Write the data out again, exactly as given.

+-------+

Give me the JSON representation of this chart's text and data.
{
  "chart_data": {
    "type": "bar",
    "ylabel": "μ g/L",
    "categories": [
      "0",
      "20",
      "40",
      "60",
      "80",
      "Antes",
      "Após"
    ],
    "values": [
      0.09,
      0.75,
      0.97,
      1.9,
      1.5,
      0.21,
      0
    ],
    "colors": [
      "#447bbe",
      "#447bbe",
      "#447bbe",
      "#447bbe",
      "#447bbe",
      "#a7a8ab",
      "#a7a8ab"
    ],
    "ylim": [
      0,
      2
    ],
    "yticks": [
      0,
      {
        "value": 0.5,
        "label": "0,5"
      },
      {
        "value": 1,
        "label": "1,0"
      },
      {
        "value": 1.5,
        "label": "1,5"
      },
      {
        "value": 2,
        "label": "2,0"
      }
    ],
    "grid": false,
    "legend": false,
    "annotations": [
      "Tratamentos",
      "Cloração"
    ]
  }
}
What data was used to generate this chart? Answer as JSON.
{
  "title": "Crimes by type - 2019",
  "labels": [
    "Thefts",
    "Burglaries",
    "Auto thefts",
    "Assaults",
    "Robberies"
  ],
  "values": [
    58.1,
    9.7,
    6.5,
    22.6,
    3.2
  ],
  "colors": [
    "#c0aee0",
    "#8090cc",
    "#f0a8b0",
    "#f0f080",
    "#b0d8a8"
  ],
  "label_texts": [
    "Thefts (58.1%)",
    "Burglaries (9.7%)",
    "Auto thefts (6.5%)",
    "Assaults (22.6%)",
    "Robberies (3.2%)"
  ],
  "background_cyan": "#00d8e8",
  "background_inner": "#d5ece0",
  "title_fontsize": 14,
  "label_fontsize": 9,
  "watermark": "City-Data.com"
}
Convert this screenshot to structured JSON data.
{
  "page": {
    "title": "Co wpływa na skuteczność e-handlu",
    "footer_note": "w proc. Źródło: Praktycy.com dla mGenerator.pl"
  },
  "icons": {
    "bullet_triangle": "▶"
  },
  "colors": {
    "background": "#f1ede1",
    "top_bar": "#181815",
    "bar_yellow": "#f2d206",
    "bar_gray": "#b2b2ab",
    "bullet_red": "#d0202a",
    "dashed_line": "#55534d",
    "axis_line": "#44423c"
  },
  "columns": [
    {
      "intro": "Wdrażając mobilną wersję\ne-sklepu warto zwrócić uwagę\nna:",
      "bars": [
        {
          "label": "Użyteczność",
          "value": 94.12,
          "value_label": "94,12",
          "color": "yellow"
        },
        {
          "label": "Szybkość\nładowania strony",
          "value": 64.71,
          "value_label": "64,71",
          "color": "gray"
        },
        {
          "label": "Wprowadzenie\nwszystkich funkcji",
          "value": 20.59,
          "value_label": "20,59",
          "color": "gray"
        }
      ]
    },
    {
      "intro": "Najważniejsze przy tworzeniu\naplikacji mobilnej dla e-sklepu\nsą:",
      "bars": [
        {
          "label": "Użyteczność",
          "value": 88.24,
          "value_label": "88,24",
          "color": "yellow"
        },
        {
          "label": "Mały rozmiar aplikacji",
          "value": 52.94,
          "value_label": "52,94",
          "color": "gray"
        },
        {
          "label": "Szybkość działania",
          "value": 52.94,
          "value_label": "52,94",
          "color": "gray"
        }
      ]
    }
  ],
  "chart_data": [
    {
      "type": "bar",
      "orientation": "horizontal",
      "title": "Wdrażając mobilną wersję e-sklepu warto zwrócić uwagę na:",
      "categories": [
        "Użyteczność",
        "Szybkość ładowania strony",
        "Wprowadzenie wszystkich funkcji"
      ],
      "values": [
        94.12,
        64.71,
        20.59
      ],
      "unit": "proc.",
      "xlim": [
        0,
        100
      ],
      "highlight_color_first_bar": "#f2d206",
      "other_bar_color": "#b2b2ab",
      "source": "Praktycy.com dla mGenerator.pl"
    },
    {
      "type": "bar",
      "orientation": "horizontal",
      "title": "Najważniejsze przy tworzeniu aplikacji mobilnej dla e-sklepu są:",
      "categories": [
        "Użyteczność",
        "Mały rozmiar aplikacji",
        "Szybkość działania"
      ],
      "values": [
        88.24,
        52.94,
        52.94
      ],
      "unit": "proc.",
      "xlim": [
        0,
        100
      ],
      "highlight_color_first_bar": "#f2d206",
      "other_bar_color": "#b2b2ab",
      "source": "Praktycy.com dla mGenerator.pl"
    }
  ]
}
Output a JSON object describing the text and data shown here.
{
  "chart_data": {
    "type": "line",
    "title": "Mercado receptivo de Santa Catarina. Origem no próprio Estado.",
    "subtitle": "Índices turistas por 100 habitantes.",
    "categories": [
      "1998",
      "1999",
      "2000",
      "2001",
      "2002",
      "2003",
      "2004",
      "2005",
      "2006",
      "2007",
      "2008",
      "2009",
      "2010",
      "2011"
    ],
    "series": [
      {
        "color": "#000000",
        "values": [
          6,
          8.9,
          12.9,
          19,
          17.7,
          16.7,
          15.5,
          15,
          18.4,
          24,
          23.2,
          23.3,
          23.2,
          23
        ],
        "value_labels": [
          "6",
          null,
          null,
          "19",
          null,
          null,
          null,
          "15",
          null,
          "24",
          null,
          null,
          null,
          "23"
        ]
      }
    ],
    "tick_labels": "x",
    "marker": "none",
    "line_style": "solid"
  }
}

+-------+

Reply ::
Give me the JSON representation of this chart's text and data.
{
  "chart_data": {
    "type": "bar",
    "ylabel": "μ g/L",
    "categories": [
      "0",
      "20",
      "40",
      "60",
      "80",
      "Antes",
      "Após"
    ],
    "values": [
      0.09,
      0.75,
      0.97,
      1.9,
      1.5,
      0.21,
      0
    ],
    "colors": [
      "#447bbe",
      "#447bbe",
      "#447bbe",
      "#447bbe",
      "#447bbe",
      "#a7a8ab",
      "#a7a8ab"
    ],
    "ylim": [
      0,
      2
    ],
    "yticks": [
      0,
      {
        "value": 0.5,
        "label": "0,5"
      },
      {
        "value": 1,
        "label": "1,0"
      },
      {
        "value": 1.5,
        "label": "1,5"
      },
      {
        "value": 2,
        "label": "2,0"
      }
    ],
    "grid": false,
    "legend": false,
    "annotations": [
      "Tratamentos",
      "Cloração"
    ]
  }
}
What data was used to generate this chart? Answer as JSON.
{
  "title": "Crimes by type - 2019",
  "labels": [
    "Thefts",
    "Burglaries",
    "Auto thefts",
    "Assaults",
    "Robberies"
  ],
  "values": [
    58.1,
    9.7,
    6.5,
    22.6,
    3.2
  ],
  "colors": [
    "#c0aee0",
    "#8090cc",
    "#f0a8b0",
    "#f0f080",
    "#b0d8a8"
  ],
  "label_texts": [
    "Thefts (58.1%)",
    "Burglaries (9.7%)",
    "Auto thefts (6.5%)",
    "Assaults (22.6%)",
    "Robberies (3.2%)"
  ],
  "background_cyan": "#00d8e8",
  "background_inner": "#d5ece0",
  "title_fontsize": 14,
  "label_fontsize": 9,
  "watermark": "City-Data.com"
}
Convert this screenshot to structured JSON data.
{
  "page": {
    "title": "Co wpływa na skuteczność e-handlu",
    "footer_note": "w proc. Źródło: Praktycy.com dla mGenerator.pl"
  },
  "icons": {
    "bullet_triangle": "▶"
  },
  "colors": {
    "background": "#f1ede1",
    "top_bar": "#181815",
    "bar_yellow": "#f2d206",
    "bar_gray": "#b2b2ab",
    "bullet_red": "#d0202a",
    "dashed_line": "#55534d",
    "axis_line": "#44423c"
  },
  "columns": [
    {
      "intro": "Wdrażając mobilną wersję\ne-sklepu warto zwrócić uwagę\nna:",
      "bars": [
        {
          "label": "Użyteczność",
          "value": 94.12,
          "value_label": "94,12",
          "color": "yellow"
        },
        {
          "label": "Szybkość\nładowania strony",
          "value": 64.71,
          "value_label": "64,71",
          "color": "gray"
        },
        {
          "label": "Wprowadzenie\nwszystkich funkcji",
          "value": 20.59,
          "value_label": "20,59",
          "color": "gray"
        }
      ]
    },
    {
      "intro": "Najważniejsze przy tworzeniu\naplikacji mobilnej dla e-sklepu\nsą:",
      "bars": [
        {
          "label": "Użyteczność",
          "value": 88.24,
          "value_label": "88,24",
          "color": "yellow"
        },
        {
          "label": "Mały rozmiar aplikacji",
          "value": 52.94,
          "value_label": "52,94",
          "color": "gray"
        },
        {
          "label": "Szybkość działania",
          "value": 52.94,
          "value_label": "52,94",
          "color": "gray"
        }
      ]
    }
  ],
  "chart_data": [
    {
      "type": "bar",
      "orientation": "horizontal",
      "title": "Wdrażając mobilną wersję e-sklepu warto zwrócić uwagę na:",
      "categories": [
        "Użyteczność",
        "Szybkość ładowania strony",
        "Wprowadzenie wszystkich funkcji"
      ],
      "values": [
        94.12,
        64.71,
        20.59
      ],
      "unit": "proc.",
      "xlim": [
        0,
        100
      ],
      "highlight_color_first_bar": "#f2d206",
      "other_bar_color": "#b2b2ab",
      "source": "Praktycy.com dla mGenerator.pl"
    },
    {
      "type": "bar",
      "orientation": "horizontal",
      "title": "Najważniejsze przy tworzeniu aplikacji mobilnej dla e-sklepu są:",
      "categories": [
        "Użyteczność",
        "Mały rozmiar aplikacji",
        "Szybkość działania"
      ],
      "values": [
        88.24,
        52.94,
        52.94
      ],
      "unit": "proc.",
      "xlim": [
        0,
        100
      ],
      "highlight_color_first_bar": "#f2d206",
      "other_bar_color": "#b2b2ab",
      "source": "Praktycy.com dla mGenerator.pl"
    }
  ]
}
Output a JSON object describing the text and data shown here.
{
  "chart_data": {
    "type": "line",
    "title": "Mercado receptivo de Santa Catarina. Origem no próprio Estado.",
    "subtitle": "Índices turistas por 100 habitantes.",
    "categories": [
      "1998",
      "1999",
      "2000",
      "2001",
      "2002",
      "2003",
      "2004",
      "2005",
      "2006",
      "2007",
      "2008",
      "2009",
      "2010",
      "2011"
    ],
    "series": [
      {
        "color": "#000000",
        "values": [
          6,
          8.9,
          12.9,
          19,
          17.7,
          16.7,
          15.5,
          15,
          18.4,
          24,
          23.2,
          23.3,
          23.2,
          23
        ],
        "value_labels": [
          "6",
          null,
          null,
          "19",
          null,
          null,
          null,
          "15",
          null,
          "24",
          null,
          null,
          null,
          "23"
        ]
      }
    ],
    "tick_labels": "x",
    "marker": "none",
    "line_style": "solid"
  }
}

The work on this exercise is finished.